### Work to complete
Every line below should be copied exactly; drop the pictures.

### Supplied information
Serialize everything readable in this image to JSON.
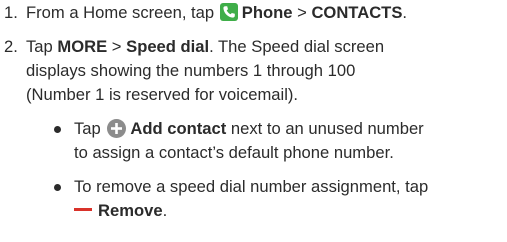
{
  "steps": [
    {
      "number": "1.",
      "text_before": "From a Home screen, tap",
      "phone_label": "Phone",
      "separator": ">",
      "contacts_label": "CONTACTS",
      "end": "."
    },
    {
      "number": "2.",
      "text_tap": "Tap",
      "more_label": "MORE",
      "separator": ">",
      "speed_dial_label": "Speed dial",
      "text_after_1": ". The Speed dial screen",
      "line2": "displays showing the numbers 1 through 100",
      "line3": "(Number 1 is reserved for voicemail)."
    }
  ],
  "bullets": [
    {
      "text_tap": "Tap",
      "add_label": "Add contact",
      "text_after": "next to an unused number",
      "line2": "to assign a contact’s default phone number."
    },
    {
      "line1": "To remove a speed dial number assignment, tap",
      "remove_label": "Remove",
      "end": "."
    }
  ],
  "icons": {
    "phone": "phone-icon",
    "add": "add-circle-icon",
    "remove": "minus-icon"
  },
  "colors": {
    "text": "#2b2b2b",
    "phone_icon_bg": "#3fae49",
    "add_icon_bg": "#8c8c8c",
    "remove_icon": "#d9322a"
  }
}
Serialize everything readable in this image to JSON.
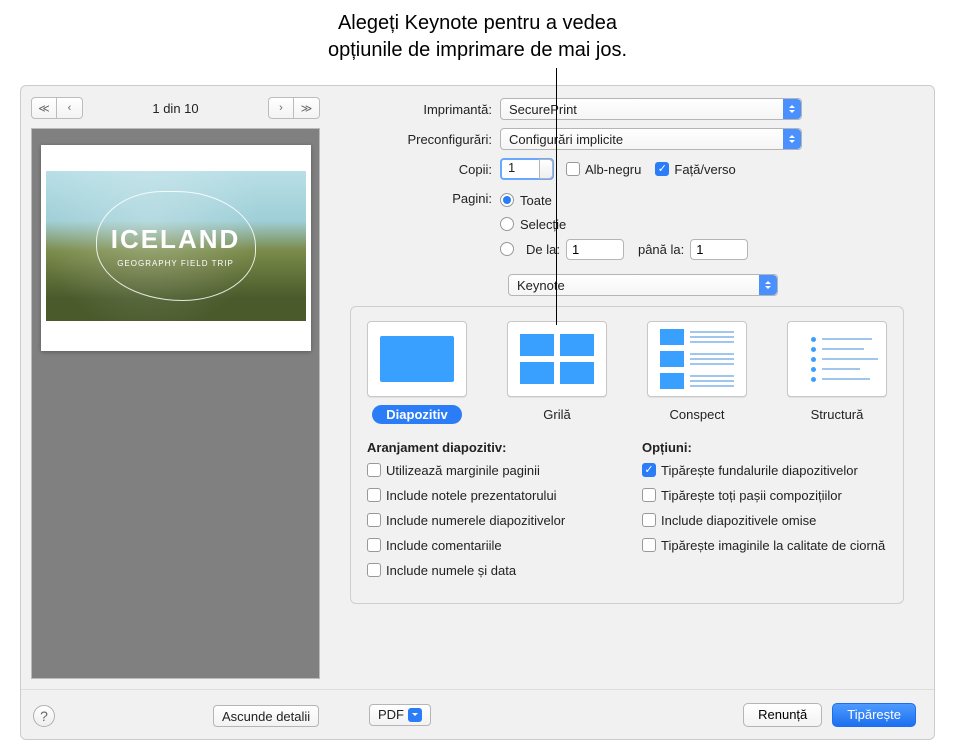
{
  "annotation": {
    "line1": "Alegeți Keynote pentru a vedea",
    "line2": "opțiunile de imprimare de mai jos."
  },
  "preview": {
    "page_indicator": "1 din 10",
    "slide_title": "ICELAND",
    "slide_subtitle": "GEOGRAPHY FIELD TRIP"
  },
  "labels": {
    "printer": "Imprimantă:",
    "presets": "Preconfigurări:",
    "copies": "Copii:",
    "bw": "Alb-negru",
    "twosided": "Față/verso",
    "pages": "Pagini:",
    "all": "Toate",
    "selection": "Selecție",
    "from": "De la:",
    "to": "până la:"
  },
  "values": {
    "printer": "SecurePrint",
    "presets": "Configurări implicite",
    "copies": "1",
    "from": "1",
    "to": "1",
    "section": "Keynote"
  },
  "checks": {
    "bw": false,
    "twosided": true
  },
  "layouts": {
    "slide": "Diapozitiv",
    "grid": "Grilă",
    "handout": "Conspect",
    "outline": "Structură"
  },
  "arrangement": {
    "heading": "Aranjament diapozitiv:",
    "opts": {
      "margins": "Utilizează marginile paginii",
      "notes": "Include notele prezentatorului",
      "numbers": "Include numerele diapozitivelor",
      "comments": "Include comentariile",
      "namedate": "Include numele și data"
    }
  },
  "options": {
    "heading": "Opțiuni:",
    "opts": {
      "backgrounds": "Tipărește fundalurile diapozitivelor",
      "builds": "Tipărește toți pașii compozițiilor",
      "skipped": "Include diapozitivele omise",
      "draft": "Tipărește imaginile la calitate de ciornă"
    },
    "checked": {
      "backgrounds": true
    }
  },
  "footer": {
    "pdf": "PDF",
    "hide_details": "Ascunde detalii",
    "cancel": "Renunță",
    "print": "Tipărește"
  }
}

### Solution
Serialize everything readable in this image to JSON.
{
  "steps": [
    {
      "number": "1.",
      "text_before": "From a Home screen, tap",
      "phone_label": "Phone",
      "separator": ">",
      "contacts_label": "CONTACTS",
      "end": "."
    },
    {
      "number": "2.",
      "text_tap": "Tap",
      "more_label": "MORE",
      "separator": ">",
      "speed_dial_label": "Speed dial",
      "text_after_1": ". The Speed dial screen",
      "line2": "displays showing the numbers 1 through 100",
      "line3": "(Number 1 is reserved for voicemail)."
    }
  ],
  "bullets": [
    {
      "text_tap": "Tap",
      "add_label": "Add contact",
      "text_after": "next to an unused number",
      "line2": "to assign a contact’s default phone number."
    },
    {
      "line1": "To remove a speed dial number assignment, tap",
      "remove_label": "Remove",
      "end": "."
    }
  ],
  "icons": {
    "phone": "phone-icon",
    "add": "add-circle-icon",
    "remove": "minus-icon"
  },
  "colors": {
    "text": "#2b2b2b",
    "phone_icon_bg": "#3fae49",
    "add_icon_bg": "#8c8c8c",
    "remove_icon": "#d9322a"
  }
}
Serialize everything readable in this image to JSON.
{
  "annotation": {
    "line1": "Alegeți Keynote pentru a vedea",
    "line2": "opțiunile de imprimare de mai jos."
  },
  "preview": {
    "page_indicator": "1 din 10",
    "slide_title": "ICELAND",
    "slide_subtitle": "GEOGRAPHY FIELD TRIP"
  },
  "labels": {
    "printer": "Imprimantă:",
    "presets": "Preconfigurări:",
    "copies": "Copii:",
    "bw": "Alb-negru",
    "twosided": "Față/verso",
    "pages": "Pagini:",
    "all": "Toate",
    "selection": "Selecție",
    "from": "De la:",
    "to": "până la:"
  },
  "values": {
    "printer": "SecurePrint",
    "presets": "Configurări implicite",
    "copies": "1",
    "from": "1",
    "to": "1",
    "section": "Keynote"
  },
  "checks": {
    "bw": false,
    "twosided": true
  },
  "layouts": {
    "slide": "Diapozitiv",
    "grid": "Grilă",
    "handout": "Conspect",
    "outline": "Structură"
  },
  "arrangement": {
    "heading": "Aranjament diapozitiv:",
    "opts": {
      "margins": "Utilizează marginile paginii",
      "notes": "Include notele prezentatorului",
      "numbers": "Include numerele diapozitivelor",
      "comments": "Include comentariile",
      "namedate": "Include numele și data"
    }
  },
  "options": {
    "heading": "Opțiuni:",
    "opts": {
      "backgrounds": "Tipărește fundalurile diapozitivelor",
      "builds": "Tipărește toți pașii compozițiilor",
      "skipped": "Include diapozitivele omise",
      "draft": "Tipărește imaginile la calitate de ciornă"
    },
    "checked": {
      "backgrounds": true
    }
  },
  "footer": {
    "pdf": "PDF",
    "hide_details": "Ascunde detalii",
    "cancel": "Renunță",
    "print": "Tipărește"
  }
}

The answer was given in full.